### Direction
Would you quote every entry exactly, dropping only the pictures?

### Record excerpts
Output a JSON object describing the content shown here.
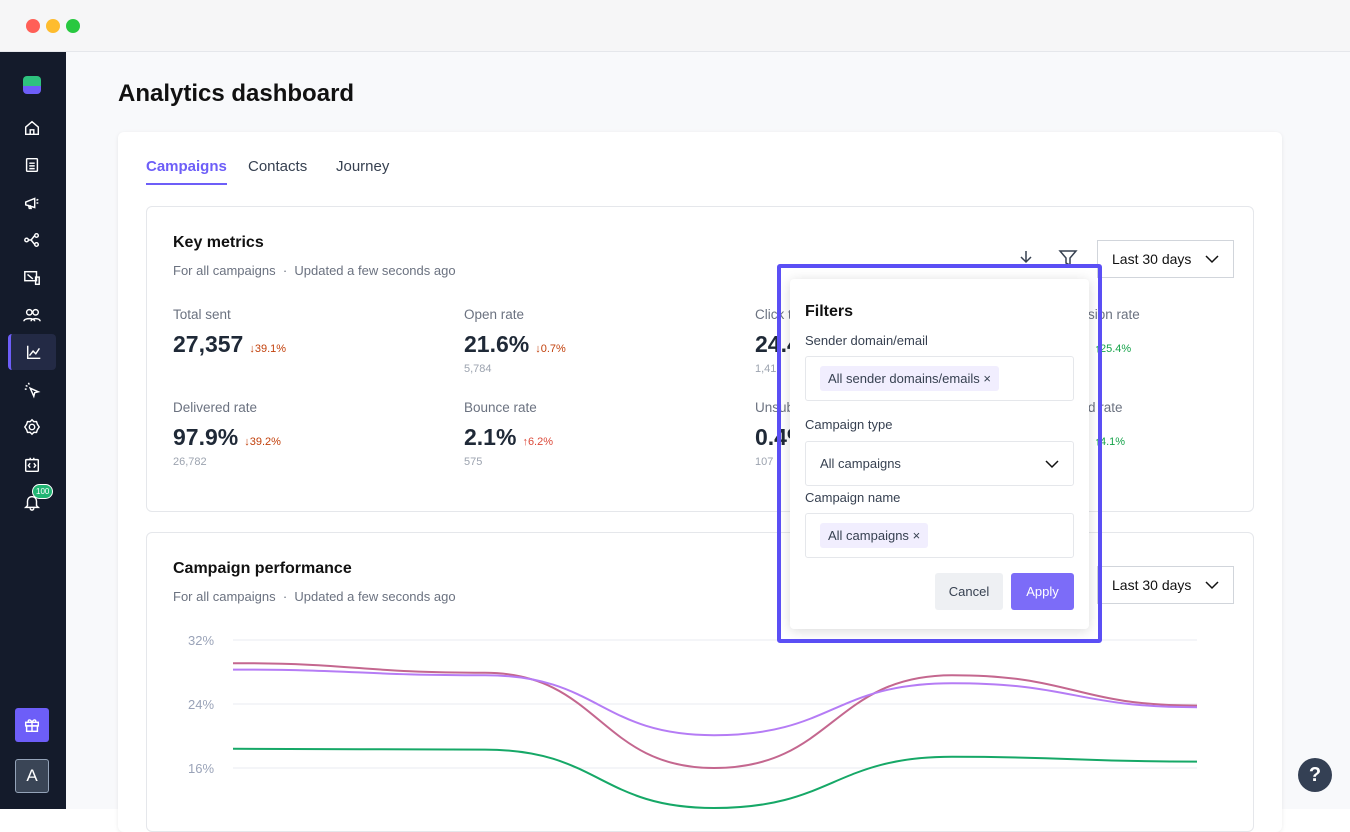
{
  "window": {
    "controls": [
      "#ff5f57",
      "#febc2e",
      "#28c840"
    ]
  },
  "sidebar": {
    "items": [
      {
        "icon": "home-icon"
      },
      {
        "icon": "list-icon"
      },
      {
        "icon": "megaphone-icon"
      },
      {
        "icon": "workflow-icon"
      },
      {
        "icon": "devices-icon"
      },
      {
        "icon": "contacts-icon"
      },
      {
        "icon": "analytics-icon",
        "active": true
      },
      {
        "icon": "cursor-click-icon"
      },
      {
        "icon": "gear-icon"
      },
      {
        "icon": "code-icon"
      },
      {
        "icon": "bell-icon",
        "badge": "100"
      }
    ],
    "avatar": "A"
  },
  "page": {
    "title": "Analytics dashboard"
  },
  "tabs": [
    {
      "label": "Campaigns",
      "active": true
    },
    {
      "label": "Contacts"
    },
    {
      "label": "Journey"
    }
  ],
  "key_metrics": {
    "title": "Key metrics",
    "subtitle": "For all campaigns",
    "updated": "Updated a few seconds ago",
    "range": "Last 30 days",
    "metrics": [
      {
        "label": "Total sent",
        "value": "27,357",
        "delta": "↓39.1%",
        "sub": ""
      },
      {
        "label": "Open rate",
        "value": "21.6%",
        "delta": "↓0.7%",
        "sub": "5,784"
      },
      {
        "label": "Click t",
        "value": "24.4",
        "delta": "",
        "sub": "1,41"
      },
      {
        "label": "sion rate",
        "value": "%",
        "delta": "↑25.4%",
        "sub": ""
      },
      {
        "label": "Delivered rate",
        "value": "97.9%",
        "delta": "↓39.2%",
        "sub": "26,782"
      },
      {
        "label": "Bounce rate",
        "value": "2.1%",
        "delta": "↑6.2%",
        "sub": "575"
      },
      {
        "label": "Unsub",
        "value": "0.4%",
        "delta": "",
        "sub": "107"
      },
      {
        "label": "d rate",
        "value": "%",
        "delta": "↑4.1%",
        "sub": ""
      }
    ]
  },
  "performance": {
    "title": "Campaign performance",
    "subtitle": "For all campaigns",
    "updated": "Updated a few seconds ago",
    "range": "Last 30 days"
  },
  "filters": {
    "title": "Filters",
    "sender_label": "Sender domain/email",
    "sender_chip": "All sender domains/emails",
    "type_label": "Campaign type",
    "type_value": "All campaigns",
    "name_label": "Campaign name",
    "name_chip": "All campaigns",
    "cancel": "Cancel",
    "apply": "Apply"
  },
  "chart_data": {
    "type": "line",
    "yticks": [
      "32%",
      "24%",
      "16%"
    ],
    "ylim": [
      10,
      32
    ],
    "grid": true,
    "x": [
      1,
      2,
      3,
      4,
      5
    ],
    "series": [
      {
        "color": "#c4678f",
        "values": [
          29.1,
          27.9,
          16,
          27.6,
          23.8
        ]
      },
      {
        "color": "#b57cf5",
        "values": [
          28.3,
          27.6,
          20.1,
          26.6,
          23.6
        ]
      },
      {
        "color": "#16a867",
        "values": [
          18.4,
          18.3,
          11,
          17.4,
          16.8
        ]
      }
    ]
  },
  "help": "?"
}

### Exercise response
Output a JSON object describing the content shown here.
{
  "window": {
    "controls": [
      "#ff5f57",
      "#febc2e",
      "#28c840"
    ]
  },
  "sidebar": {
    "items": [
      {
        "icon": "home-icon"
      },
      {
        "icon": "list-icon"
      },
      {
        "icon": "megaphone-icon"
      },
      {
        "icon": "workflow-icon"
      },
      {
        "icon": "devices-icon"
      },
      {
        "icon": "contacts-icon"
      },
      {
        "icon": "analytics-icon",
        "active": true
      },
      {
        "icon": "cursor-click-icon"
      },
      {
        "icon": "gear-icon"
      },
      {
        "icon": "code-icon"
      },
      {
        "icon": "bell-icon",
        "badge": "100"
      }
    ],
    "avatar": "A"
  },
  "page": {
    "title": "Analytics dashboard"
  },
  "tabs": [
    {
      "label": "Campaigns",
      "active": true
    },
    {
      "label": "Contacts"
    },
    {
      "label": "Journey"
    }
  ],
  "key_metrics": {
    "title": "Key metrics",
    "subtitle": "For all campaigns",
    "updated": "Updated a few seconds ago",
    "range": "Last 30 days",
    "metrics": [
      {
        "label": "Total sent",
        "value": "27,357",
        "delta": "↓39.1%",
        "sub": ""
      },
      {
        "label": "Open rate",
        "value": "21.6%",
        "delta": "↓0.7%",
        "sub": "5,784"
      },
      {
        "label": "Click t",
        "value": "24.4",
        "delta": "",
        "sub": "1,41"
      },
      {
        "label": "sion rate",
        "value": "%",
        "delta": "↑25.4%",
        "sub": ""
      },
      {
        "label": "Delivered rate",
        "value": "97.9%",
        "delta": "↓39.2%",
        "sub": "26,782"
      },
      {
        "label": "Bounce rate",
        "value": "2.1%",
        "delta": "↑6.2%",
        "sub": "575"
      },
      {
        "label": "Unsub",
        "value": "0.4%",
        "delta": "",
        "sub": "107"
      },
      {
        "label": "d rate",
        "value": "%",
        "delta": "↑4.1%",
        "sub": ""
      }
    ]
  },
  "performance": {
    "title": "Campaign performance",
    "subtitle": "For all campaigns",
    "updated": "Updated a few seconds ago",
    "range": "Last 30 days"
  },
  "filters": {
    "title": "Filters",
    "sender_label": "Sender domain/email",
    "sender_chip": "All sender domains/emails",
    "type_label": "Campaign type",
    "type_value": "All campaigns",
    "name_label": "Campaign name",
    "name_chip": "All campaigns",
    "cancel": "Cancel",
    "apply": "Apply"
  },
  "chart_data": {
    "type": "line",
    "yticks": [
      "32%",
      "24%",
      "16%"
    ],
    "ylim": [
      10,
      32
    ],
    "grid": true,
    "x": [
      1,
      2,
      3,
      4,
      5
    ],
    "series": [
      {
        "color": "#c4678f",
        "values": [
          29.1,
          27.9,
          16,
          27.6,
          23.8
        ]
      },
      {
        "color": "#b57cf5",
        "values": [
          28.3,
          27.6,
          20.1,
          26.6,
          23.6
        ]
      },
      {
        "color": "#16a867",
        "values": [
          18.4,
          18.3,
          11,
          17.4,
          16.8
        ]
      }
    ]
  },
  "help": "?"
}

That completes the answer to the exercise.